PROMPT: Copy the listing from the line that contains "Segment this screenshot: for" up to and including the line that contains "food-name: Chicken Rice (106, 409, 201, 426)".

WORKING DATA:
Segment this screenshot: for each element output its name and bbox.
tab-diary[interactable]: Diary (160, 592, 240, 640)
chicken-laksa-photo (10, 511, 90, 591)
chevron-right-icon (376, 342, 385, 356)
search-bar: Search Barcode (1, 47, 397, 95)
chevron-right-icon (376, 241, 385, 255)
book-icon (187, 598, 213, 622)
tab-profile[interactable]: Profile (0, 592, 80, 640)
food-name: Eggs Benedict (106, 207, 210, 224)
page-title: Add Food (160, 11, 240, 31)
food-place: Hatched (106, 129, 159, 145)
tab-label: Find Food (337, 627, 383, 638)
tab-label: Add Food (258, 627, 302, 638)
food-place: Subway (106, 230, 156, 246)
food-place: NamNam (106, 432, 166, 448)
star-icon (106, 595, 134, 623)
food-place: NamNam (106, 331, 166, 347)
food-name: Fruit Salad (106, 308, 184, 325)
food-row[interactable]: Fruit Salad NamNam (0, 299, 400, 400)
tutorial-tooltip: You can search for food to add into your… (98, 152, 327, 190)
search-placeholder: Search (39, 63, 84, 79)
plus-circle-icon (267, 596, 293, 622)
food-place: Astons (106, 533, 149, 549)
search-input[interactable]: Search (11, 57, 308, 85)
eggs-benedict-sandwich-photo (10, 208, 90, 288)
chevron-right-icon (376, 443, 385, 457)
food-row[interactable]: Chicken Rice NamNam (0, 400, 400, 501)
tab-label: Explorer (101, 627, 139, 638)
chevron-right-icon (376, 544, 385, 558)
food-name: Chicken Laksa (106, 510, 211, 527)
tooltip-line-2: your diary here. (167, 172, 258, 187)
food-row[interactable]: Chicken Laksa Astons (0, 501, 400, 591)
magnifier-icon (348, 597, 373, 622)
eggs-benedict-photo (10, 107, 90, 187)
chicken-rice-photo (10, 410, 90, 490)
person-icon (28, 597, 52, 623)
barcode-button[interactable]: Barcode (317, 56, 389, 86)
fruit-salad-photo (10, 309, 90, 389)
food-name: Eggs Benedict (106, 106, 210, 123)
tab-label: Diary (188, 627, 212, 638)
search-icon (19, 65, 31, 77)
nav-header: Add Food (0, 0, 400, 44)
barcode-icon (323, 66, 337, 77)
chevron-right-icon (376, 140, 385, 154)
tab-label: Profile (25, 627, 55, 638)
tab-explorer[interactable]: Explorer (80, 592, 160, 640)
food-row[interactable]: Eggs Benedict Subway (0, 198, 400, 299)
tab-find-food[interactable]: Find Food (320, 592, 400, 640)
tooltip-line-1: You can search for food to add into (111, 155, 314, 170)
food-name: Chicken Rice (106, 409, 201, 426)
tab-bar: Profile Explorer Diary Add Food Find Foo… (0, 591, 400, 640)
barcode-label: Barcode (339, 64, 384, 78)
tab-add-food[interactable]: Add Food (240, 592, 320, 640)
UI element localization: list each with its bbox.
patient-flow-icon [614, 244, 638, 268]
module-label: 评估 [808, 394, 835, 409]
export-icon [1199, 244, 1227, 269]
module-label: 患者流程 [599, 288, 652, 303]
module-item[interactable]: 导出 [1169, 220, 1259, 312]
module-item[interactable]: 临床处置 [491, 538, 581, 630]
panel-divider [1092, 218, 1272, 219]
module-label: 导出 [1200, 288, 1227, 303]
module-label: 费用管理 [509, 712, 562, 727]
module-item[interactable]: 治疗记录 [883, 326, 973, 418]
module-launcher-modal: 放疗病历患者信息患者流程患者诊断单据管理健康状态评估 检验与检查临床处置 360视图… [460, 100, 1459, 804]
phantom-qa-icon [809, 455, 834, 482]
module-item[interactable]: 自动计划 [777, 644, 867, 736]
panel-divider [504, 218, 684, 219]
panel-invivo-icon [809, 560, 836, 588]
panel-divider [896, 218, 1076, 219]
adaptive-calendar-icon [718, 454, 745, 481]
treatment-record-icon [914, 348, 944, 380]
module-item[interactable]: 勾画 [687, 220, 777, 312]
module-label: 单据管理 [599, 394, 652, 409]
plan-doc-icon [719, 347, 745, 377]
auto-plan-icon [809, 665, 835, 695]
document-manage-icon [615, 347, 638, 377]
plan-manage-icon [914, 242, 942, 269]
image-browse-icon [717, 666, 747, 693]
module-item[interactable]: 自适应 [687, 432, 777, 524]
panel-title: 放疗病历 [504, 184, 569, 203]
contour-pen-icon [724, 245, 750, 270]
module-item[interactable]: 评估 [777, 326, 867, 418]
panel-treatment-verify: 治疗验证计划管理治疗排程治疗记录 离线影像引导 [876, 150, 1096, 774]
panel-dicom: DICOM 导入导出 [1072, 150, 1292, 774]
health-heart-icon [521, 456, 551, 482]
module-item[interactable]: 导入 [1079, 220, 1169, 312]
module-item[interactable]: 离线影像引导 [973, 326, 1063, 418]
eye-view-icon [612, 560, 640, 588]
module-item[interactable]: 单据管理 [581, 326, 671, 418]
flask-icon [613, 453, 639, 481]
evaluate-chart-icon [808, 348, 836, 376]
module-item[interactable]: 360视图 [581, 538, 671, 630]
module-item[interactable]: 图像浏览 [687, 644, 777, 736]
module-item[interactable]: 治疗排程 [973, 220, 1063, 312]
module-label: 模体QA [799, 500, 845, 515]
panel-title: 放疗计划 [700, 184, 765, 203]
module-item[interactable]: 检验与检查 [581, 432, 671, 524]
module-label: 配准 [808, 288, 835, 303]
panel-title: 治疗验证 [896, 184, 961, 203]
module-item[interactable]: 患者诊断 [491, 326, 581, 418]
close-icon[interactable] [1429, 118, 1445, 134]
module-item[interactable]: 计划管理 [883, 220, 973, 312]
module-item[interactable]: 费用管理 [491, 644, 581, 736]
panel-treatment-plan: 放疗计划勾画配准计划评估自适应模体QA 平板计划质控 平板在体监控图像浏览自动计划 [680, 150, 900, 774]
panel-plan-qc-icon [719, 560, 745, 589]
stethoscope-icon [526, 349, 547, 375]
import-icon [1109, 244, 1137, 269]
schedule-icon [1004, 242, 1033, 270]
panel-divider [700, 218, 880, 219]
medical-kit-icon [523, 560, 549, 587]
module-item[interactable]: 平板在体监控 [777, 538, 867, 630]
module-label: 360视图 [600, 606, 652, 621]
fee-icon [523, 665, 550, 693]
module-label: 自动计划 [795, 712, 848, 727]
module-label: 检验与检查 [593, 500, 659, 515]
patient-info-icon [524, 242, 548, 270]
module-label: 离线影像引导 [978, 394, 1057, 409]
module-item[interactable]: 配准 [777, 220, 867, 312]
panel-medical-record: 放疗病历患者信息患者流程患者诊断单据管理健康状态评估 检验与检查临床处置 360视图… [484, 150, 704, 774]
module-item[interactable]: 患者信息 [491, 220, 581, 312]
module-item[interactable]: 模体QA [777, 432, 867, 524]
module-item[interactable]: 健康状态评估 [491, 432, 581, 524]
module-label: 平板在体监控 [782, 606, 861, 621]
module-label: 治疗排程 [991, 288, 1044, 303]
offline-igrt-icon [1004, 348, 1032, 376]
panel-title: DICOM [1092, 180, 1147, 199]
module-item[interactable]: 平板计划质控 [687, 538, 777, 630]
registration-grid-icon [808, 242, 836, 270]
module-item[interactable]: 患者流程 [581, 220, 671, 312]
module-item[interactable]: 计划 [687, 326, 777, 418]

* * *

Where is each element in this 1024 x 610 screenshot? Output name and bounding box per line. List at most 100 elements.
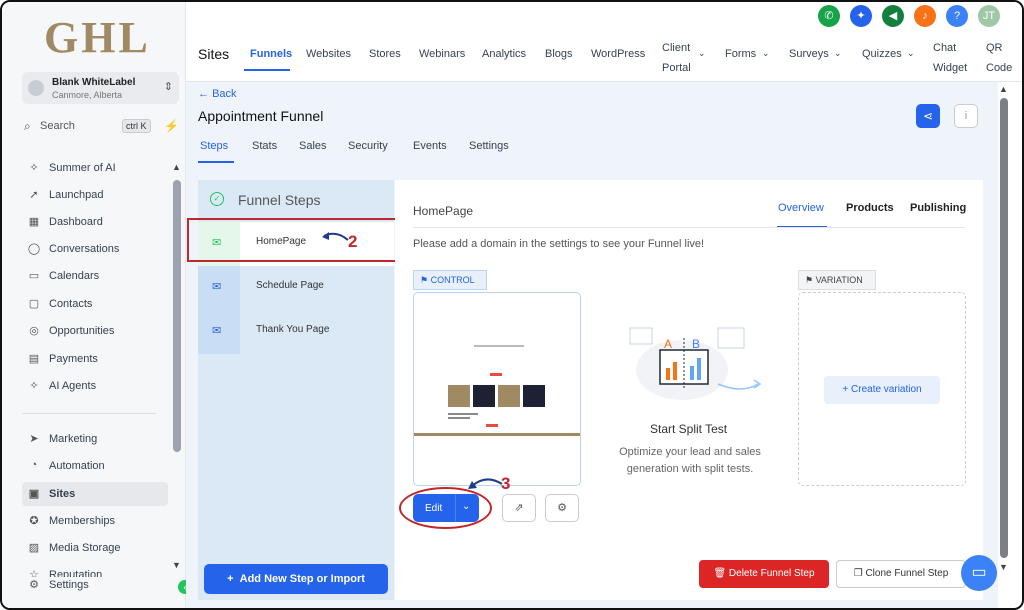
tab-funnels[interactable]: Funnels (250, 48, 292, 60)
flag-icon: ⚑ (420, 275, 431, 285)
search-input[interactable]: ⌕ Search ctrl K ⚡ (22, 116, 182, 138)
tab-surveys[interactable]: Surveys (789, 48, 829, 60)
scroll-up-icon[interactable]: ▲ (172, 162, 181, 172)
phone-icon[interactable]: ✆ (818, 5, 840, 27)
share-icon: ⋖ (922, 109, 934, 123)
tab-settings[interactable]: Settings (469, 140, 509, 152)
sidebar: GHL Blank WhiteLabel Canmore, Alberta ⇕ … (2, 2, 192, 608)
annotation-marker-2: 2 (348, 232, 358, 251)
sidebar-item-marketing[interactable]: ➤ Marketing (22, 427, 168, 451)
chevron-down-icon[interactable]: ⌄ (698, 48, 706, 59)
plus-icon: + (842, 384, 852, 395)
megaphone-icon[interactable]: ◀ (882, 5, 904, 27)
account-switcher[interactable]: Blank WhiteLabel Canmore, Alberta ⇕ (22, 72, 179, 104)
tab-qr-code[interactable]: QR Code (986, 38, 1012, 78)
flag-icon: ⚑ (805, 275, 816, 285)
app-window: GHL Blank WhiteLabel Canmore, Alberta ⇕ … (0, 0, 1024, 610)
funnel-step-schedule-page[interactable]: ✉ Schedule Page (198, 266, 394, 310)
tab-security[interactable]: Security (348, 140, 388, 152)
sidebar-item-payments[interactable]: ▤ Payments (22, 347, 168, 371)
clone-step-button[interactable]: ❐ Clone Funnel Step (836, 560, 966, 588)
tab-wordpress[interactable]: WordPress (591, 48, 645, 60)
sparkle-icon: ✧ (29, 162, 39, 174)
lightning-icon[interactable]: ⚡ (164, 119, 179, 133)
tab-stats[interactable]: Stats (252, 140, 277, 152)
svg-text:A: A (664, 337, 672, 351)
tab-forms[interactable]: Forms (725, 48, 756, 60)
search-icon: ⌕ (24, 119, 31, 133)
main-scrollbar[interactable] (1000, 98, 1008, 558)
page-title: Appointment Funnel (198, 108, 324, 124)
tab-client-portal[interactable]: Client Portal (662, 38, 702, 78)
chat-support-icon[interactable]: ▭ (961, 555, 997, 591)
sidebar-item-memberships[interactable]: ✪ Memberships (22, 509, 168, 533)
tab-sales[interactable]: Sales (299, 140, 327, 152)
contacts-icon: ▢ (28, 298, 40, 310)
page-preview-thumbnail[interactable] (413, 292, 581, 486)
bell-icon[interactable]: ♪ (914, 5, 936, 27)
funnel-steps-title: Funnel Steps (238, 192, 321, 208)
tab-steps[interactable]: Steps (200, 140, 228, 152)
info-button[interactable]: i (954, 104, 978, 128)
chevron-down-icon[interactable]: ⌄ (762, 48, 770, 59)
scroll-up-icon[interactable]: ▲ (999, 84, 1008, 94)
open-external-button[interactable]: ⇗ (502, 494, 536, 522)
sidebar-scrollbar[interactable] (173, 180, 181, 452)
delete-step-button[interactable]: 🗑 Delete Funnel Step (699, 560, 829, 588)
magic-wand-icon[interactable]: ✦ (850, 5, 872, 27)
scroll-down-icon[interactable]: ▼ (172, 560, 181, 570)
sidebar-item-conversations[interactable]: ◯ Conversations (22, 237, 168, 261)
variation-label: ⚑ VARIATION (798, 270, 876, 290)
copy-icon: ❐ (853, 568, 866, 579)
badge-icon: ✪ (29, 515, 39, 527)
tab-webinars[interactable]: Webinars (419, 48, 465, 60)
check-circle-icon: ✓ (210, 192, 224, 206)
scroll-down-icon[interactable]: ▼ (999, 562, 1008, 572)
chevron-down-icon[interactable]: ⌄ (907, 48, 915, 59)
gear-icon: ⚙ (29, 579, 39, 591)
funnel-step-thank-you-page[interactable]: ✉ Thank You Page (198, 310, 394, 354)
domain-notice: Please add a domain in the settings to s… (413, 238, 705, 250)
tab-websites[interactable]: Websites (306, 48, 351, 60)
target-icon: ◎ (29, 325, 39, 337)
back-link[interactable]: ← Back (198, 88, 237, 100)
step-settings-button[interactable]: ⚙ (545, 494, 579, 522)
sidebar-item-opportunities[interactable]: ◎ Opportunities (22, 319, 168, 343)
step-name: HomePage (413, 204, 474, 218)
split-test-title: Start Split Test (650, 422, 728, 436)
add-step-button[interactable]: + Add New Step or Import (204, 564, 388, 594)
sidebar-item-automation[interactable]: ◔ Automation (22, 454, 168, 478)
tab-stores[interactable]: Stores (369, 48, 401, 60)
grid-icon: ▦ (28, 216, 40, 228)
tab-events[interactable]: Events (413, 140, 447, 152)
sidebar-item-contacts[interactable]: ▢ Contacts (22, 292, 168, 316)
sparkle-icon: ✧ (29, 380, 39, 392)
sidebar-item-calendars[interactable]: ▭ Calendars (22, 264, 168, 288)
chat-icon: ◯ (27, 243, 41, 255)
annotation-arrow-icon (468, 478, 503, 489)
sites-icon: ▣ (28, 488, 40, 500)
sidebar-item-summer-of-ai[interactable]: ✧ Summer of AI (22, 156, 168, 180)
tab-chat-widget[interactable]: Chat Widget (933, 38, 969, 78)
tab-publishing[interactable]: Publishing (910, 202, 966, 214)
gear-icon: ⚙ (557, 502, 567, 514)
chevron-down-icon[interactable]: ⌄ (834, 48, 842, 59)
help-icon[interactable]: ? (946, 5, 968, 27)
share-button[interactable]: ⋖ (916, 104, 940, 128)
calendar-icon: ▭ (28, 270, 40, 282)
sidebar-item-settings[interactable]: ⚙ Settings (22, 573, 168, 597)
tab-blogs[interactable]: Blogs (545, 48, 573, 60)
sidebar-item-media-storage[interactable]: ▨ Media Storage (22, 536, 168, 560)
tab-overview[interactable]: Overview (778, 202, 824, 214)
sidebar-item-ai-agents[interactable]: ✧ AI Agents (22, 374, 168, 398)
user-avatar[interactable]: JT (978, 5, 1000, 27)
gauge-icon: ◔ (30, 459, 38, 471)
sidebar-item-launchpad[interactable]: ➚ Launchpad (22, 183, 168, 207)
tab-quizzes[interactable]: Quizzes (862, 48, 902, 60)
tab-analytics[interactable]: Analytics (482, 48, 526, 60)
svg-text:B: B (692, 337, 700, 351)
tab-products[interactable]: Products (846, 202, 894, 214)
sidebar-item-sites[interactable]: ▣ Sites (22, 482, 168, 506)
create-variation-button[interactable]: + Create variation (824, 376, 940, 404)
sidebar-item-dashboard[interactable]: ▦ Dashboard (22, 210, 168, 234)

RESPONSE:
Segment this screenshot: for each element output its name and bbox.
tab-diary[interactable]: Diary (160, 592, 240, 640)
chicken-laksa-photo (10, 511, 90, 591)
chevron-right-icon (376, 342, 385, 356)
search-bar: Search Barcode (1, 47, 397, 95)
chevron-right-icon (376, 241, 385, 255)
book-icon (187, 598, 213, 622)
tab-profile[interactable]: Profile (0, 592, 80, 640)
food-name: Eggs Benedict (106, 207, 210, 224)
page-title: Add Food (160, 11, 240, 31)
food-place: Hatched (106, 129, 159, 145)
tab-label: Find Food (337, 627, 383, 638)
tab-label: Add Food (258, 627, 302, 638)
food-place: Subway (106, 230, 156, 246)
food-place: NamNam (106, 432, 166, 448)
star-icon (106, 595, 134, 623)
food-place: NamNam (106, 331, 166, 347)
food-name: Fruit Salad (106, 308, 184, 325)
food-row[interactable]: Fruit Salad NamNam (0, 299, 400, 400)
tutorial-tooltip: You can search for food to add into your… (98, 152, 327, 190)
search-placeholder: Search (39, 63, 84, 79)
plus-circle-icon (267, 596, 293, 622)
food-place: Astons (106, 533, 149, 549)
search-input[interactable]: Search (11, 57, 308, 85)
eggs-benedict-sandwich-photo (10, 208, 90, 288)
chevron-right-icon (376, 443, 385, 457)
food-row[interactable]: Chicken Rice NamNam (0, 400, 400, 501)
tab-label: Explorer (101, 627, 139, 638)
chevron-right-icon (376, 544, 385, 558)
food-name: Chicken Laksa (106, 510, 211, 527)
tooltip-line-2: your diary here. (167, 172, 258, 187)
food-row[interactable]: Chicken Laksa Astons (0, 501, 400, 591)
magnifier-icon (348, 597, 373, 622)
eggs-benedict-photo (10, 107, 90, 187)
chicken-rice-photo (10, 410, 90, 490)
person-icon (28, 597, 52, 623)
barcode-button[interactable]: Barcode (317, 56, 389, 86)
fruit-salad-photo (10, 309, 90, 389)
food-name: Eggs Benedict (106, 106, 210, 123)
tab-label: Diary (188, 627, 212, 638)
search-icon (19, 65, 31, 77)
nav-header: Add Food (0, 0, 400, 44)
barcode-icon (323, 66, 337, 77)
chevron-right-icon (376, 140, 385, 154)
tab-label: Profile (25, 627, 55, 638)
tab-explorer[interactable]: Explorer (80, 592, 160, 640)
food-row[interactable]: Eggs Benedict Subway (0, 198, 400, 299)
tab-find-food[interactable]: Find Food (320, 592, 400, 640)
tooltip-line-1: You can search for food to add into (111, 155, 314, 170)
food-name: Chicken Rice (106, 409, 201, 426)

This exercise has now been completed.